• **Part of a data file**:

* Start *

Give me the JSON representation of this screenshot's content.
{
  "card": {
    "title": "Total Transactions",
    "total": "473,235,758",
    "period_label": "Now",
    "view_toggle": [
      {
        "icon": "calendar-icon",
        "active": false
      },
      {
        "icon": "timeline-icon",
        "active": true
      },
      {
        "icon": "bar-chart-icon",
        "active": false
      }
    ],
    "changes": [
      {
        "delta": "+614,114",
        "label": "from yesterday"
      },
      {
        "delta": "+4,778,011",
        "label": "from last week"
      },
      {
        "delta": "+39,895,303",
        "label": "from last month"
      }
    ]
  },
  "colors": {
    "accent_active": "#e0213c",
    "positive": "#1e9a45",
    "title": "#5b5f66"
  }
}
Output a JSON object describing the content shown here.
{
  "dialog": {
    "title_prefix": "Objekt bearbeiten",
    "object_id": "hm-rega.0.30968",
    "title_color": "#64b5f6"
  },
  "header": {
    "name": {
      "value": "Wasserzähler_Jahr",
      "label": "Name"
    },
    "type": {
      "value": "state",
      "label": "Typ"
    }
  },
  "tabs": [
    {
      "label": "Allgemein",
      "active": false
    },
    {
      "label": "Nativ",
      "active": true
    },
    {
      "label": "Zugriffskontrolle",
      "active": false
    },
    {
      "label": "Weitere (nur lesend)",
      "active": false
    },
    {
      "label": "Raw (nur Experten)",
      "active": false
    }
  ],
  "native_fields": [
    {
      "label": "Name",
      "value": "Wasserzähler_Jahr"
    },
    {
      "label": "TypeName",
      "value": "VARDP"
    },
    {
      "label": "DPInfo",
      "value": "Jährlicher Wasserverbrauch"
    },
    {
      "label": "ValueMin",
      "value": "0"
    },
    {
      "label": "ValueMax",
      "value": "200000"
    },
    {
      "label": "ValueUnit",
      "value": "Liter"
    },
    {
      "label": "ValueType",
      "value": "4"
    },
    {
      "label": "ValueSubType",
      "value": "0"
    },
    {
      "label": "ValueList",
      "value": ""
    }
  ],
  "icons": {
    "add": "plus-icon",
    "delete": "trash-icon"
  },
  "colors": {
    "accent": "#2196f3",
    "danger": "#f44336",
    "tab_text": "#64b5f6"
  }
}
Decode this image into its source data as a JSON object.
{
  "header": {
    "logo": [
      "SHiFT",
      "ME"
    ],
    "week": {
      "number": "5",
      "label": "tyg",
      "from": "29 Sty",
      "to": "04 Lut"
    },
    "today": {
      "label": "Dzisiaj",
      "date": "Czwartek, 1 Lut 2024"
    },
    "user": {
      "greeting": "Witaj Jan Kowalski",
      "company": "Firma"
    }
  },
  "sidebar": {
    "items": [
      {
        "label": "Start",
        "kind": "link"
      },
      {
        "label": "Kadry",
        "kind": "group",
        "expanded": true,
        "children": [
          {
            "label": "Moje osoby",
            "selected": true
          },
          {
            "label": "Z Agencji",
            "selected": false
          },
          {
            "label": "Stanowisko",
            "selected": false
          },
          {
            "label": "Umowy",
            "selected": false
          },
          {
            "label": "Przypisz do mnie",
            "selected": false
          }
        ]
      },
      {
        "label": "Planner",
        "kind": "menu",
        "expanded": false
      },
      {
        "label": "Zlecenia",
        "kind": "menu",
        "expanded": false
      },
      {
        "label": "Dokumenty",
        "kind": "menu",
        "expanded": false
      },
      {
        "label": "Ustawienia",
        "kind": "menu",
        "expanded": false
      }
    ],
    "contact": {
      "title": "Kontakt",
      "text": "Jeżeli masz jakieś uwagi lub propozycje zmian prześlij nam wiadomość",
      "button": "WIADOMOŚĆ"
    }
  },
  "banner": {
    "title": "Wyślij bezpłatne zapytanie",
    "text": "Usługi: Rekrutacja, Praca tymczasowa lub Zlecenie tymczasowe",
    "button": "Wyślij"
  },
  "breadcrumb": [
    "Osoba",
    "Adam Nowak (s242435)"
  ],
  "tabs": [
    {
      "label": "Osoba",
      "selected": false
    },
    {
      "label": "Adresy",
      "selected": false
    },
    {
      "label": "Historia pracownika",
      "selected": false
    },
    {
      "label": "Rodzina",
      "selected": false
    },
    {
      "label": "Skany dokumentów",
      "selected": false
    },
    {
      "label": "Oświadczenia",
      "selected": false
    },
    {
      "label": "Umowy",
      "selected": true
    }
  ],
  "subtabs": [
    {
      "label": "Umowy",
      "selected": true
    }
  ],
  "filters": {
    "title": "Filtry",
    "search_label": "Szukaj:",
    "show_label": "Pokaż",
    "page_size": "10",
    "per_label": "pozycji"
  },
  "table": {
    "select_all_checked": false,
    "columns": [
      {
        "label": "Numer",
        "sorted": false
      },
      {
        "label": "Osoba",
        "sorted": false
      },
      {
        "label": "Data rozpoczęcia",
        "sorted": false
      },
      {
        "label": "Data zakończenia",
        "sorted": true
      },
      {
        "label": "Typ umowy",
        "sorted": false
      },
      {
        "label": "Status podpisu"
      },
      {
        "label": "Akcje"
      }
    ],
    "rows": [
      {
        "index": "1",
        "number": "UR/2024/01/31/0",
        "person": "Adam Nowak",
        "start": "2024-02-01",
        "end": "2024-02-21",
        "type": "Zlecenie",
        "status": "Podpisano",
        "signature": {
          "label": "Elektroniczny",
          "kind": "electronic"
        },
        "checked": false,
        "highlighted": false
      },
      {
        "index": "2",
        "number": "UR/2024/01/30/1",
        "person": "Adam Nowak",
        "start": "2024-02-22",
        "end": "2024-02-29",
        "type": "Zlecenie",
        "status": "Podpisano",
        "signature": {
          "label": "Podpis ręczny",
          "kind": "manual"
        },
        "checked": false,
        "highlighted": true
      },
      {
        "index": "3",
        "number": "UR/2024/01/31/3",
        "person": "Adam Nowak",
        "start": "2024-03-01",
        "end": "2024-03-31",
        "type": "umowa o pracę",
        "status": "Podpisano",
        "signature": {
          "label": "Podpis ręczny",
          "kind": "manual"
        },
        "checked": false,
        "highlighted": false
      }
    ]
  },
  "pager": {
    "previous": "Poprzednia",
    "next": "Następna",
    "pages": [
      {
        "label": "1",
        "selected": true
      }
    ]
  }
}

* End *

• **REQUIRED TASK**: Quote the entire listing above exactly.

• **EXPECTED ANSWER**:
Give me the JSON representation of this screenshot's content.
{
  "card": {
    "title": "Total Transactions",
    "total": "473,235,758",
    "period_label": "Now",
    "view_toggle": [
      {
        "icon": "calendar-icon",
        "active": false
      },
      {
        "icon": "timeline-icon",
        "active": true
      },
      {
        "icon": "bar-chart-icon",
        "active": false
      }
    ],
    "changes": [
      {
        "delta": "+614,114",
        "label": "from yesterday"
      },
      {
        "delta": "+4,778,011",
        "label": "from last week"
      },
      {
        "delta": "+39,895,303",
        "label": "from last month"
      }
    ]
  },
  "colors": {
    "accent_active": "#e0213c",
    "positive": "#1e9a45",
    "title": "#5b5f66"
  }
}
Output a JSON object describing the content shown here.
{
  "dialog": {
    "title_prefix": "Objekt bearbeiten",
    "object_id": "hm-rega.0.30968",
    "title_color": "#64b5f6"
  },
  "header": {
    "name": {
      "value": "Wasserzähler_Jahr",
      "label": "Name"
    },
    "type": {
      "value": "state",
      "label": "Typ"
    }
  },
  "tabs": [
    {
      "label": "Allgemein",
      "active": false
    },
    {
      "label": "Nativ",
      "active": true
    },
    {
      "label": "Zugriffskontrolle",
      "active": false
    },
    {
      "label": "Weitere (nur lesend)",
      "active": false
    },
    {
      "label": "Raw (nur Experten)",
      "active": false
    }
  ],
  "native_fields": [
    {
      "label": "Name",
      "value": "Wasserzähler_Jahr"
    },
    {
      "label": "TypeName",
      "value": "VARDP"
    },
    {
      "label": "DPInfo",
      "value": "Jährlicher Wasserverbrauch"
    },
    {
      "label": "ValueMin",
      "value": "0"
    },
    {
      "label": "ValueMax",
      "value": "200000"
    },
    {
      "label": "ValueUnit",
      "value": "Liter"
    },
    {
      "label": "ValueType",
      "value": "4"
    },
    {
      "label": "ValueSubType",
      "value": "0"
    },
    {
      "label": "ValueList",
      "value": ""
    }
  ],
  "icons": {
    "add": "plus-icon",
    "delete": "trash-icon"
  },
  "colors": {
    "accent": "#2196f3",
    "danger": "#f44336",
    "tab_text": "#64b5f6"
  }
}
Decode this image into its source data as a JSON object.
{
  "header": {
    "logo": [
      "SHiFT",
      "ME"
    ],
    "week": {
      "number": "5",
      "label": "tyg",
      "from": "29 Sty",
      "to": "04 Lut"
    },
    "today": {
      "label": "Dzisiaj",
      "date": "Czwartek, 1 Lut 2024"
    },
    "user": {
      "greeting": "Witaj Jan Kowalski",
      "company": "Firma"
    }
  },
  "sidebar": {
    "items": [
      {
        "label": "Start",
        "kind": "link"
      },
      {
        "label": "Kadry",
        "kind": "group",
        "expanded": true,
        "children": [
          {
            "label": "Moje osoby",
            "selected": true
          },
          {
            "label": "Z Agencji",
            "selected": false
          },
          {
            "label": "Stanowisko",
            "selected": false
          },
          {
            "label": "Umowy",
            "selected": false
          },
          {
            "label": "Przypisz do mnie",
            "selected": false
          }
        ]
      },
      {
        "label": "Planner",
        "kind": "menu",
        "expanded": false
      },
      {
        "label": "Zlecenia",
        "kind": "menu",
        "expanded": false
      },
      {
        "label": "Dokumenty",
        "kind": "menu",
        "expanded": false
      },
      {
        "label": "Ustawienia",
        "kind": "menu",
        "expanded": false
      }
    ],
    "contact": {
      "title": "Kontakt",
      "text": "Jeżeli masz jakieś uwagi lub propozycje zmian prześlij nam wiadomość",
      "button": "WIADOMOŚĆ"
    }
  },
  "banner": {
    "title": "Wyślij bezpłatne zapytanie",
    "text": "Usługi: Rekrutacja, Praca tymczasowa lub Zlecenie tymczasowe",
    "button": "Wyślij"
  },
  "breadcrumb": [
    "Osoba",
    "Adam Nowak (s242435)"
  ],
  "tabs": [
    {
      "label": "Osoba",
      "selected": false
    },
    {
      "label": "Adresy",
      "selected": false
    },
    {
      "label": "Historia pracownika",
      "selected": false
    },
    {
      "label": "Rodzina",
      "selected": false
    },
    {
      "label": "Skany dokumentów",
      "selected": false
    },
    {
      "label": "Oświadczenia",
      "selected": false
    },
    {
      "label": "Umowy",
      "selected": true
    }
  ],
  "subtabs": [
    {
      "label": "Umowy",
      "selected": true
    }
  ],
  "filters": {
    "title": "Filtry",
    "search_label": "Szukaj:",
    "show_label": "Pokaż",
    "page_size": "10",
    "per_label": "pozycji"
  },
  "table": {
    "select_all_checked": false,
    "columns": [
      {
        "label": "Numer",
        "sorted": false
      },
      {
        "label": "Osoba",
        "sorted": false
      },
      {
        "label": "Data rozpoczęcia",
        "sorted": false
      },
      {
        "label": "Data zakończenia",
        "sorted": true
      },
      {
        "label": "Typ umowy",
        "sorted": false
      },
      {
        "label": "Status podpisu"
      },
      {
        "label": "Akcje"
      }
    ],
    "rows": [
      {
        "index": "1",
        "number": "UR/2024/01/31/0",
        "person": "Adam Nowak",
        "start": "2024-02-01",
        "end": "2024-02-21",
        "type": "Zlecenie",
        "status": "Podpisano",
        "signature": {
          "label": "Elektroniczny",
          "kind": "electronic"
        },
        "checked": false,
        "highlighted": false
      },
      {
        "index": "2",
        "number": "UR/2024/01/30/1",
        "person": "Adam Nowak",
        "start": "2024-02-22",
        "end": "2024-02-29",
        "type": "Zlecenie",
        "status": "Podpisano",
        "signature": {
          "label": "Podpis ręczny",
          "kind": "manual"
        },
        "checked": false,
        "highlighted": true
      },
      {
        "index": "3",
        "number": "UR/2024/01/31/3",
        "person": "Adam Nowak",
        "start": "2024-03-01",
        "end": "2024-03-31",
        "type": "umowa o pracę",
        "status": "Podpisano",
        "signature": {
          "label": "Podpis ręczny",
          "kind": "manual"
        },
        "checked": false,
        "highlighted": false
      }
    ]
  },
  "pager": {
    "previous": "Poprzednia",
    "next": "Następna",
    "pages": [
      {
        "label": "1",
        "selected": true
      }
    ]
  }
}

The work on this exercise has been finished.